Exercise objective
Pictures do not belong in your copy. Repeat all the other data exactly.
======
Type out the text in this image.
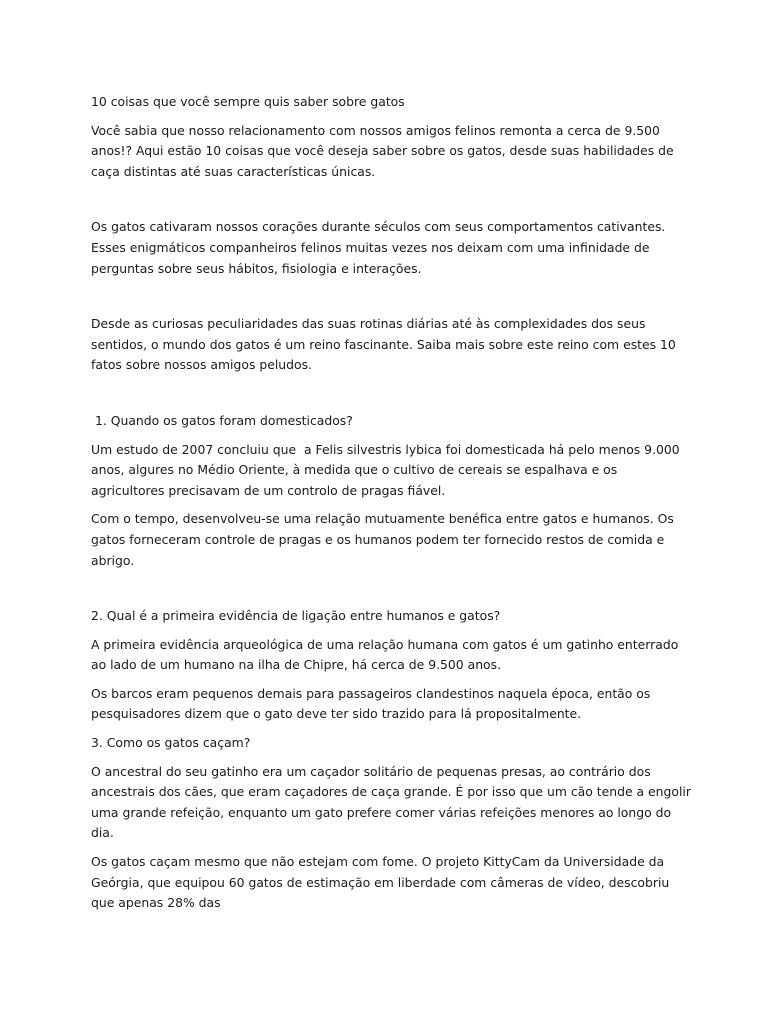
10 coisas que você sempre quis saber sobre gatos

Você sabia que nosso relacionamento com nossos amigos felinos remonta a cerca de 9.500 anos!? Aqui estão 10 coisas que você deseja saber sobre os gatos, desde suas habilidades de caça distintas até suas características únicas.

Os gatos cativaram nossos corações durante séculos com seus comportamentos cativantes. Esses enigmáticos companheiros felinos muitas vezes nos deixam com uma infinidade de perguntas sobre seus hábitos, fisiologia e interações.

Desde as curiosas peculiaridades das suas rotinas diárias até às complexidades dos seus sentidos, o mundo dos gatos é um reino fascinante. Saiba mais sobre este reino com estes 10 fatos sobre nossos amigos peludos.

1. Quando os gatos foram domesticados?

Um estudo de 2007 concluiu que  a Felis silvestris lybica foi domesticada há pelo menos 9.000 anos, algures no Médio Oriente, à medida que o cultivo de cereais se espalhava e os agricultores precisavam de um controlo de pragas fiável.

Com o tempo, desenvolveu-se uma relação mutuamente benéfica entre gatos e humanos. Os gatos forneceram controle de pragas e os humanos podem ter fornecido restos de comida e abrigo.

2. Qual é a primeira evidência de ligação entre humanos e gatos?

A primeira evidência arqueológica de uma relação humana com gatos é um gatinho enterrado ao lado de um humano na ilha de Chipre, há cerca de 9.500 anos.

Os barcos eram pequenos demais para passageiros clandestinos naquela época, então os pesquisadores dizem que o gato deve ter sido trazido para lá propositalmente.

3. Como os gatos caçam?

O ancestral do seu gatinho era um caçador solitário de pequenas presas, ao contrário dos ancestrais dos cães, que eram caçadores de caça grande. É por isso que um cão tende a engolir uma grande refeição, enquanto um gato prefere comer várias refeições menores ao longo do dia.

Os gatos caçam mesmo que não estejam com fome. O projeto KittyCam da Universidade da Geórgia, que equipou 60 gatos de estimação em liberdade com câmeras de vídeo, descobriu que apenas 28% das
======
Result for this task
Type out the text in this image.
10 coisas que você sempre quis saber sobre gatos

Você sabia que nosso relacionamento com nossos amigos felinos remonta a cerca de 9.500 anos!? Aqui estão 10 coisas que você deseja saber sobre os gatos, desde suas habilidades de caça distintas até suas características únicas.

Os gatos cativaram nossos corações durante séculos com seus comportamentos cativantes. Esses enigmáticos companheiros felinos muitas vezes nos deixam com uma infinidade de perguntas sobre seus hábitos, fisiologia e interações.

Desde as curiosas peculiaridades das suas rotinas diárias até às complexidades dos seus sentidos, o mundo dos gatos é um reino fascinante. Saiba mais sobre este reino com estes 10 fatos sobre nossos amigos peludos.

1. Quando os gatos foram domesticados?

Um estudo de 2007 concluiu que  a Felis silvestris lybica foi domesticada há pelo menos 9.000 anos, algures no Médio Oriente, à medida que o cultivo de cereais se espalhava e os agricultores precisavam de um controlo de pragas fiável.

Com o tempo, desenvolveu-se uma relação mutuamente benéfica entre gatos e humanos. Os gatos forneceram controle de pragas e os humanos podem ter fornecido restos de comida e abrigo.

2. Qual é a primeira evidência de ligação entre humanos e gatos?

A primeira evidência arqueológica de uma relação humana com gatos é um gatinho enterrado ao lado de um humano na ilha de Chipre, há cerca de 9.500 anos.

Os barcos eram pequenos demais para passageiros clandestinos naquela época, então os pesquisadores dizem que o gato deve ter sido trazido para lá propositalmente.

3. Como os gatos caçam?

O ancestral do seu gatinho era um caçador solitário de pequenas presas, ao contrário dos ancestrais dos cães, que eram caçadores de caça grande. É por isso que um cão tende a engolir uma grande refeição, enquanto um gato prefere comer várias refeições menores ao longo do dia.

Os gatos caçam mesmo que não estejam com fome. O projeto KittyCam da Universidade da Geórgia, que equipou 60 gatos de estimação em liberdade com câmeras de vídeo, descobriu que apenas 28% das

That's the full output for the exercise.